Stated problem
Return every line of the records that contains the string "BLACK", matching case exactly.

Dataset extract

____

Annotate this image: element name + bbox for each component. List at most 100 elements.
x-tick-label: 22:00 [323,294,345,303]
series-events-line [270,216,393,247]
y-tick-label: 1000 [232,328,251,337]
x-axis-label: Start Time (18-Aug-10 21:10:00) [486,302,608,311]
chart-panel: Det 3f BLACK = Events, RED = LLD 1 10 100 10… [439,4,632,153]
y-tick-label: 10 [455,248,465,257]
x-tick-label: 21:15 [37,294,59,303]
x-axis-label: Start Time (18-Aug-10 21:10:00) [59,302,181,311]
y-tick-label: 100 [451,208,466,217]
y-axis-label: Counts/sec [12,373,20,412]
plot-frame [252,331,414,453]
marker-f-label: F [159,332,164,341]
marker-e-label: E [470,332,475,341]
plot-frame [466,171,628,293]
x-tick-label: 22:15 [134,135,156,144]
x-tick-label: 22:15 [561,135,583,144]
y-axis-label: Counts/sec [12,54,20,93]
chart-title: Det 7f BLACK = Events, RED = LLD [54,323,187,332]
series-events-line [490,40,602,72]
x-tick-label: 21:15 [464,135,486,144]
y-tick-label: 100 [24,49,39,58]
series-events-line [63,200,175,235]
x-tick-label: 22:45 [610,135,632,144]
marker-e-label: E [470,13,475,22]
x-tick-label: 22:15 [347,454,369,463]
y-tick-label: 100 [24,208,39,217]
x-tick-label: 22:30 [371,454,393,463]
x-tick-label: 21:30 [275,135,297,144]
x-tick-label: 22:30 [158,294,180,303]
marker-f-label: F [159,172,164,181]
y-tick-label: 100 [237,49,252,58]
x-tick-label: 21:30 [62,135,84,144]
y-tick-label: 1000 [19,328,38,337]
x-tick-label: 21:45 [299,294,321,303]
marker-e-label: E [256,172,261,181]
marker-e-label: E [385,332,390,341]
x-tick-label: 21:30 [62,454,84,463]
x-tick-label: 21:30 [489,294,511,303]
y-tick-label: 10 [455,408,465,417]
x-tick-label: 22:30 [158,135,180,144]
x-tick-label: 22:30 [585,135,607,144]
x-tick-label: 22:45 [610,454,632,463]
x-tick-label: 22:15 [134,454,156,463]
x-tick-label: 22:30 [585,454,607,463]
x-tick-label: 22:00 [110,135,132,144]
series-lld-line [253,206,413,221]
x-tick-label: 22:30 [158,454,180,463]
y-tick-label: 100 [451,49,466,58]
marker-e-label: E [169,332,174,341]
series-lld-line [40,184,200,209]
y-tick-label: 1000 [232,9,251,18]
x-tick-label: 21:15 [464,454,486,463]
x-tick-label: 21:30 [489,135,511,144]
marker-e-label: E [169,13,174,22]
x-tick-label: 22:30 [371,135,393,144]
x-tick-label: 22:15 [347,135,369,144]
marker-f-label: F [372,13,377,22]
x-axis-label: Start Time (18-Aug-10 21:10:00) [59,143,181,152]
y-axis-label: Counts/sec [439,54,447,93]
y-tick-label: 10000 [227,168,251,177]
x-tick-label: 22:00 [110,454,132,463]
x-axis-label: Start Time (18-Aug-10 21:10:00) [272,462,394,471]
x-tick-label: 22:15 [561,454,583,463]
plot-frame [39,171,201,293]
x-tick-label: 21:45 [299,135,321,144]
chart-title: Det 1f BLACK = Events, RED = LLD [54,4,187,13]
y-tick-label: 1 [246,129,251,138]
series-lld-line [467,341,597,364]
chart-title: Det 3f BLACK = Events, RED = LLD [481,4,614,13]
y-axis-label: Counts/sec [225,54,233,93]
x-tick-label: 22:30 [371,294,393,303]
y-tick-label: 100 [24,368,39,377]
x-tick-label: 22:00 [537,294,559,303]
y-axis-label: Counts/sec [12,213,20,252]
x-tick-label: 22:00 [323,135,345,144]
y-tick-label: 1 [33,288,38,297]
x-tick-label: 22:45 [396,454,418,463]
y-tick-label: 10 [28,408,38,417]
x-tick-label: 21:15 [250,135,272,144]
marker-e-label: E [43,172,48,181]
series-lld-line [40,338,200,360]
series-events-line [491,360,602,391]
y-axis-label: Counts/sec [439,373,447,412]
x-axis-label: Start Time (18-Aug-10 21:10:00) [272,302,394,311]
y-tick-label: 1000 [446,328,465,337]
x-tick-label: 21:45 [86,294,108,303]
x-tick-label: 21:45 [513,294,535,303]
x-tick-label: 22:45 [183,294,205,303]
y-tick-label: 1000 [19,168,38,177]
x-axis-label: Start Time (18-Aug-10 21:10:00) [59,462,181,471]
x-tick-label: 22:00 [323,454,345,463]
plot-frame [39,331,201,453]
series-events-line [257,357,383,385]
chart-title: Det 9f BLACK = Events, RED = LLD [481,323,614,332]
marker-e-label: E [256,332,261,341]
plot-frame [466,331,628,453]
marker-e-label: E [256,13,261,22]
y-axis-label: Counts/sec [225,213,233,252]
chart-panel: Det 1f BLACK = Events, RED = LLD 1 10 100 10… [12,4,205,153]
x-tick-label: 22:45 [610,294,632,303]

____

Output for this exercise
chart-panel: Det 3f BLACK = Events, RED = LLD 1 10 100 10… [439,4,632,153]
chart-title: Det 7f BLACK = Events, RED = LLD [54,323,187,332]
chart-title: Det 1f BLACK = Events, RED = LLD [54,4,187,13]
chart-title: Det 3f BLACK = Events, RED = LLD [481,4,614,13]
chart-title: Det 9f BLACK = Events, RED = LLD [481,323,614,332]
chart-panel: Det 1f BLACK = Events, RED = LLD 1 10 100 10… [12,4,205,153]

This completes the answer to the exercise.